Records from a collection
______________________________

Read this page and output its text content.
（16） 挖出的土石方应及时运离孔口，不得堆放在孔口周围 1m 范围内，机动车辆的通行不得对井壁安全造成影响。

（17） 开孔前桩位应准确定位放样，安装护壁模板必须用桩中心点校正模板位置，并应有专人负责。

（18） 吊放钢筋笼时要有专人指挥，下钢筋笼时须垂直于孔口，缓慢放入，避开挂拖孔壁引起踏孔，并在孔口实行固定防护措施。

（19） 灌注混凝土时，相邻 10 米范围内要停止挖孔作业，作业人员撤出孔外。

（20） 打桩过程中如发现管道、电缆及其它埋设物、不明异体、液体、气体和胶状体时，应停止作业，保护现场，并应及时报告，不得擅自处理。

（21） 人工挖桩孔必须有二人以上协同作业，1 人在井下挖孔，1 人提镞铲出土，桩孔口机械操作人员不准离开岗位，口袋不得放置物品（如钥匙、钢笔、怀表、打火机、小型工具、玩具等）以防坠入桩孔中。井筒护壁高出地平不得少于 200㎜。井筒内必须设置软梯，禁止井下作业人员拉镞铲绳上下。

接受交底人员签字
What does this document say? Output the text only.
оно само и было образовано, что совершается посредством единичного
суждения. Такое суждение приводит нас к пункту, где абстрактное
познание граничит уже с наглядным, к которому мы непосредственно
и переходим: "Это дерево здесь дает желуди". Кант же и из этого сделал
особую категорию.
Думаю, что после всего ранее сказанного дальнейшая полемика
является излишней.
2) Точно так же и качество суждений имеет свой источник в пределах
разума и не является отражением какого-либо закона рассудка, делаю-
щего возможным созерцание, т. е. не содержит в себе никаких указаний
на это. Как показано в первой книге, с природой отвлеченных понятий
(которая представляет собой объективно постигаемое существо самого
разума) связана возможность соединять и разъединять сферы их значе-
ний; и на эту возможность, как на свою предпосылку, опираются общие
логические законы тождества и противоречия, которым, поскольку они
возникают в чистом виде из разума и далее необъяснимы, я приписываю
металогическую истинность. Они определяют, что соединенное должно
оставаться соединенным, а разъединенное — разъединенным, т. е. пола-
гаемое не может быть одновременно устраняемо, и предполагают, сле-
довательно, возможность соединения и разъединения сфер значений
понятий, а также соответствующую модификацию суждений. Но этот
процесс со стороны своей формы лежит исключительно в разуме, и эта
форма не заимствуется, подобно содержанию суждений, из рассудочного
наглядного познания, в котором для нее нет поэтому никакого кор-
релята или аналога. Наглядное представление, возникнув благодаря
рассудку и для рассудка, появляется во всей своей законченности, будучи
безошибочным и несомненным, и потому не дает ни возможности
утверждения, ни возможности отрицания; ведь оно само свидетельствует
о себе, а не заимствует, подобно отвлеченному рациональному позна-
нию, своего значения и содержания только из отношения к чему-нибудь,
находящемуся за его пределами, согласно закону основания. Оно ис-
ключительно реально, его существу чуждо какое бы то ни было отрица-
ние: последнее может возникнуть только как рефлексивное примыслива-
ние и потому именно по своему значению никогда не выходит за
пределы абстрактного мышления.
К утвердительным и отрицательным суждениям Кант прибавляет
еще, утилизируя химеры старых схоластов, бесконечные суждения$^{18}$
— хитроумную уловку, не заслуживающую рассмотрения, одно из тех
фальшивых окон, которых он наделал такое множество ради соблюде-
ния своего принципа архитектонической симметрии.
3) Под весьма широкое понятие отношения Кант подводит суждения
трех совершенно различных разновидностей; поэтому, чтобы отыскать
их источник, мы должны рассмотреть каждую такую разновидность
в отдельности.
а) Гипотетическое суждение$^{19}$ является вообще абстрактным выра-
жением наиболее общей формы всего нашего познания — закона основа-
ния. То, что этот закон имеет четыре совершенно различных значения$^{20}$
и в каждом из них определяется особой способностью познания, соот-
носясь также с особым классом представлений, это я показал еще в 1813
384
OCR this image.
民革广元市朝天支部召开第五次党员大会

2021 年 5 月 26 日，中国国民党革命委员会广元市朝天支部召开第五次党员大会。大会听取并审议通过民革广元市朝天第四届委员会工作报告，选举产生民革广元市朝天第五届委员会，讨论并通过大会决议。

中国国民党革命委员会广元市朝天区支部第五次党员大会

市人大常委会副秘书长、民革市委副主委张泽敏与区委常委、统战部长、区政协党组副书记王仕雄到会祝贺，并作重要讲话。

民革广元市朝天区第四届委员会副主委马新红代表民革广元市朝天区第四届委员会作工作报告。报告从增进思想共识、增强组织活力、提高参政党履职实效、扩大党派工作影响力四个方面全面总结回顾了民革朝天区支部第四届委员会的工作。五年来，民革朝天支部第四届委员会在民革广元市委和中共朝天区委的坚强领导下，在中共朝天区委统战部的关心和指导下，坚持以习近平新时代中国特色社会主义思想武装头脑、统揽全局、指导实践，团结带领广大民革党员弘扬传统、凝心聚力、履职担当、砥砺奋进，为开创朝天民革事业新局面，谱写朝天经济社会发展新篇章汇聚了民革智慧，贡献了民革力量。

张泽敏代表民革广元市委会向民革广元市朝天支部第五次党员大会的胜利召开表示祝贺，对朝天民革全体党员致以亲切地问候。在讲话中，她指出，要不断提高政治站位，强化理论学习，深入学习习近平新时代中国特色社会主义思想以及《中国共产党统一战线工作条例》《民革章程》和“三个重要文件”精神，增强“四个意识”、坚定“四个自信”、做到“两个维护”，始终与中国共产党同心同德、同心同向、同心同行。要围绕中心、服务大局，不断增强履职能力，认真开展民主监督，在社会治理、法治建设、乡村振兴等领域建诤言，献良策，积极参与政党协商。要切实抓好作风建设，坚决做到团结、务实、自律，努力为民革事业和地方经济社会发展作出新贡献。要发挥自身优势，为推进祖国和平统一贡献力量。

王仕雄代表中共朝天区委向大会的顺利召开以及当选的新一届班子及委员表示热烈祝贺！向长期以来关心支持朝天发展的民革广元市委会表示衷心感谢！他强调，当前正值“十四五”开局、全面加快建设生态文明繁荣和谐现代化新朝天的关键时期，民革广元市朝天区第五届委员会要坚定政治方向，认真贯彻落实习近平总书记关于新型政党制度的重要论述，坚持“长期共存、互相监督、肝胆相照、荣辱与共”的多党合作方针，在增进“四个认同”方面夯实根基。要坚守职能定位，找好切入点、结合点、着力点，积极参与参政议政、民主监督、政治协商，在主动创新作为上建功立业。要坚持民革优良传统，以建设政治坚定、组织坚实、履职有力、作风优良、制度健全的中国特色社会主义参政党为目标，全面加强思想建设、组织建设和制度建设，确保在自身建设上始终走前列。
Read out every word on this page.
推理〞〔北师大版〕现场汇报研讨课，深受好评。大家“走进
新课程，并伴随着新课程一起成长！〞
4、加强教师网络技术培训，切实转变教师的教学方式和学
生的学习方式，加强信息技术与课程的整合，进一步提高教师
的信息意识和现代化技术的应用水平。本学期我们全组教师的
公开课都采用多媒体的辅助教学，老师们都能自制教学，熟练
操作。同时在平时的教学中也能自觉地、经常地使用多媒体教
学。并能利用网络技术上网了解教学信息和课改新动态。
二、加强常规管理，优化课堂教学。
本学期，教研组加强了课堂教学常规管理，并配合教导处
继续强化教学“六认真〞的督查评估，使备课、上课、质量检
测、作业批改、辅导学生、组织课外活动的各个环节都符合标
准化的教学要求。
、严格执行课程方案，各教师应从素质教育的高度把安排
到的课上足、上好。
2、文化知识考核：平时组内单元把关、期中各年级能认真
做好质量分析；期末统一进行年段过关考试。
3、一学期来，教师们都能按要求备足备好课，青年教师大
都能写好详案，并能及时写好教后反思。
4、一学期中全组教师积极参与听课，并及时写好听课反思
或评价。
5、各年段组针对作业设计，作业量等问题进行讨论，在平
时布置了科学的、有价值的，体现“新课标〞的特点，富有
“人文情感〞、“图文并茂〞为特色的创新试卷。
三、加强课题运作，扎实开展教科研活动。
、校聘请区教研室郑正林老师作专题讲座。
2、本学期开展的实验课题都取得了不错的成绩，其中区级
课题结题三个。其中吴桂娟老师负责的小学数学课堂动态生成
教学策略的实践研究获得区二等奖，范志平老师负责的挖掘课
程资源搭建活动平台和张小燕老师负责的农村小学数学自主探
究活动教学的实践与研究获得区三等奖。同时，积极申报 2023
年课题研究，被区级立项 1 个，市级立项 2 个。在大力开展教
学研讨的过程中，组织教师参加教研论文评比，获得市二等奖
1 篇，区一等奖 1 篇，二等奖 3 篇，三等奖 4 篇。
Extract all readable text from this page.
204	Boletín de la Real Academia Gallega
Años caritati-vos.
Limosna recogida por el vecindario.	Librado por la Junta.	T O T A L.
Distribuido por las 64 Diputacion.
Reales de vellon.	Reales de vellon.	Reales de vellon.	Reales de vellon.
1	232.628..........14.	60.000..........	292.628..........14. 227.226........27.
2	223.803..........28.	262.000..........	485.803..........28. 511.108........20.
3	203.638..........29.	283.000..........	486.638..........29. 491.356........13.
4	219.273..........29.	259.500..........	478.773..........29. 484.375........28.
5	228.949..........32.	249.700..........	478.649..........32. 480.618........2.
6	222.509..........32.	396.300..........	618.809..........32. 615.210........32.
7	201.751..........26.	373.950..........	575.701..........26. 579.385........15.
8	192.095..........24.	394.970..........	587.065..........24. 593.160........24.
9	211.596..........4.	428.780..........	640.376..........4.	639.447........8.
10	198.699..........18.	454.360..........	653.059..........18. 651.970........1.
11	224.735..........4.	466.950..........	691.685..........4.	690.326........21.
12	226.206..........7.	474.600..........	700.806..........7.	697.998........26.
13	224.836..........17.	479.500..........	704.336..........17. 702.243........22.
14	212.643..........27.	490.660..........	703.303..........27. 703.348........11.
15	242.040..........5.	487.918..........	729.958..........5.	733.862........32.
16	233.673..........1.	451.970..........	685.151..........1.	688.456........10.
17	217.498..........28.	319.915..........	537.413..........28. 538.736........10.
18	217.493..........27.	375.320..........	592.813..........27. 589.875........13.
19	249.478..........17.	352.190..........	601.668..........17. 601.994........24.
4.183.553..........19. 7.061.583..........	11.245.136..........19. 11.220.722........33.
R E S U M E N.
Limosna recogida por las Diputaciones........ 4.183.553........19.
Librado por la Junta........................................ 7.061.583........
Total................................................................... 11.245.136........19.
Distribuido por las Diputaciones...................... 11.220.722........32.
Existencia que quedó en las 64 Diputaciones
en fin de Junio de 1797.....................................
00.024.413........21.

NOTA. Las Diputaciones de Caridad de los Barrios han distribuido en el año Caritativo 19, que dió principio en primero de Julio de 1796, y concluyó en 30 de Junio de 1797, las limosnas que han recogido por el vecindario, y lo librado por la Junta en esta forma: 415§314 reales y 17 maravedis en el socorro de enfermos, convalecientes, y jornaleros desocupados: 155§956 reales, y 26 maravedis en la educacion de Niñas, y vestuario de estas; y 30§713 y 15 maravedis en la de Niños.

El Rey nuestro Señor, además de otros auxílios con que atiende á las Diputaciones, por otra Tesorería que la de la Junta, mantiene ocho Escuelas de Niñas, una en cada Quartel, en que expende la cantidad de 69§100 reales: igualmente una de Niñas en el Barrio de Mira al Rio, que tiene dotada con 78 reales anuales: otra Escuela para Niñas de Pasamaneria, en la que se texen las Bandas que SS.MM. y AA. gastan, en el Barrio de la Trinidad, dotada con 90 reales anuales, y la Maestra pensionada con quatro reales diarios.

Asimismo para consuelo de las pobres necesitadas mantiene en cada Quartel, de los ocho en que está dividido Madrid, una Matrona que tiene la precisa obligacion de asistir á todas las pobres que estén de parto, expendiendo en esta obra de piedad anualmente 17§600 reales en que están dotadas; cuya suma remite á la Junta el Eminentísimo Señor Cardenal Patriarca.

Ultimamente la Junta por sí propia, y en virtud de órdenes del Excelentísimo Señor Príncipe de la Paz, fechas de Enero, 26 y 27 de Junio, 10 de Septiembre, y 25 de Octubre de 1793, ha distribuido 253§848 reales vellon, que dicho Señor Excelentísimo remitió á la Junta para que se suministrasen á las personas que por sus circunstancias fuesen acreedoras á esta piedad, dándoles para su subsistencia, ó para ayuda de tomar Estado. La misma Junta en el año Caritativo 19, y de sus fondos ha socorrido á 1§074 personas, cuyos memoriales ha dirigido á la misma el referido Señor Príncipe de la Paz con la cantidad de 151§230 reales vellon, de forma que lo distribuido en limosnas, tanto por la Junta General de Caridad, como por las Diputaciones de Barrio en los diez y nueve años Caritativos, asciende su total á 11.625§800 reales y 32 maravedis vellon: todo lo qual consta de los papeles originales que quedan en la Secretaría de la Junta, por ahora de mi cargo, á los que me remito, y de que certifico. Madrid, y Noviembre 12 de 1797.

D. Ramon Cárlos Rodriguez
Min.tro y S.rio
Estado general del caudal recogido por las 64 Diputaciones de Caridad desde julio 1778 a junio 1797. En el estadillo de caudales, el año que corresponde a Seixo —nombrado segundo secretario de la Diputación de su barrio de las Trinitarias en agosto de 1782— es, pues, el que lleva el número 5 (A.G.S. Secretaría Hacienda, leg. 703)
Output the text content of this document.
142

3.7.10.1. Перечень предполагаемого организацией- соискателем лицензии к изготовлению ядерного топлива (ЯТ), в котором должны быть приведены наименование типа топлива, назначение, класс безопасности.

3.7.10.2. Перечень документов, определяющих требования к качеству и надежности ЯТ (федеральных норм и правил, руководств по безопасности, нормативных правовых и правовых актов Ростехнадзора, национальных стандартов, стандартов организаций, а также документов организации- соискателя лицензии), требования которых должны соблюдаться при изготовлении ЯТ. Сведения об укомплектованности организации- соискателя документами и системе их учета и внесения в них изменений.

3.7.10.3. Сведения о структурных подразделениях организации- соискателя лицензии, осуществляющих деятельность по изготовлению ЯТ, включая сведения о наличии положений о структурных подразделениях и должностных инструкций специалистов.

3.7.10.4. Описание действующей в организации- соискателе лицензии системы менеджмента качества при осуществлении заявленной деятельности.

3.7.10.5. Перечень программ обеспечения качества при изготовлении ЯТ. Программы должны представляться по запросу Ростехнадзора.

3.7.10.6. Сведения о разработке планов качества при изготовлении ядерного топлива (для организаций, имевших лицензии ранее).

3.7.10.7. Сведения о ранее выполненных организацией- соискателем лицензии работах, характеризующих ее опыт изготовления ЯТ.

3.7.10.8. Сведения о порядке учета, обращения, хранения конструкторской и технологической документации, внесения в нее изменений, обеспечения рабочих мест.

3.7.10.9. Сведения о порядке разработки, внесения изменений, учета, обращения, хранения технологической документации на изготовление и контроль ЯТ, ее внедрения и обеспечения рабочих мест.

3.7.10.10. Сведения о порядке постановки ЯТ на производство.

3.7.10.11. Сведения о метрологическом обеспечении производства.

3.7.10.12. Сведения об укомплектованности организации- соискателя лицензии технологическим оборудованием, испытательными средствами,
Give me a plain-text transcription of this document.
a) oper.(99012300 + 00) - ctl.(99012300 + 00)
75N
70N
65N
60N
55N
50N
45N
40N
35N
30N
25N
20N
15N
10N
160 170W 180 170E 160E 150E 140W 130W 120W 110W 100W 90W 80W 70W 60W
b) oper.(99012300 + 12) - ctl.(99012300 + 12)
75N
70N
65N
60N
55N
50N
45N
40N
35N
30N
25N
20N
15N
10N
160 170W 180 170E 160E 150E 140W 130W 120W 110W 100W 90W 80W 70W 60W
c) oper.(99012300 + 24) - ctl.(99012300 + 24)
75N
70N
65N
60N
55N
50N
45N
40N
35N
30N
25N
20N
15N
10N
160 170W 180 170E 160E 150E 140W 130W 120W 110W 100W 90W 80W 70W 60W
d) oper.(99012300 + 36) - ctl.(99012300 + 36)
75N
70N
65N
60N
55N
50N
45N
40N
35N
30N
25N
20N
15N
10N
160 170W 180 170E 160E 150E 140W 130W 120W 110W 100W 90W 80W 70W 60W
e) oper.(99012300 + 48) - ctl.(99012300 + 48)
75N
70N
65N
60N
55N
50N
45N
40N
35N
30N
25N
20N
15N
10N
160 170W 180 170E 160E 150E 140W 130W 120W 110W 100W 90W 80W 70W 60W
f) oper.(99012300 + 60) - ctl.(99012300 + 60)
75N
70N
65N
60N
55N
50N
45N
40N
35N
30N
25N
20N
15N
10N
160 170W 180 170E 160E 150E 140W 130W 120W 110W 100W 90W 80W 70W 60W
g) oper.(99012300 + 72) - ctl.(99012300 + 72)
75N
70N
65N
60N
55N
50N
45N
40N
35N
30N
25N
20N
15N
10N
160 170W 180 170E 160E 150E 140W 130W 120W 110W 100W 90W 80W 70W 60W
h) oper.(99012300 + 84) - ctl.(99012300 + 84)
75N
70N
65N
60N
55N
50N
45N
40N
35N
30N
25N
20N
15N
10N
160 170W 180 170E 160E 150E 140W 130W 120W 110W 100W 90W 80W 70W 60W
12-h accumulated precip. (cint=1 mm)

______________________________

Check each line of the records for the string "обращения" and state how many lines contain it. Give only the number.

2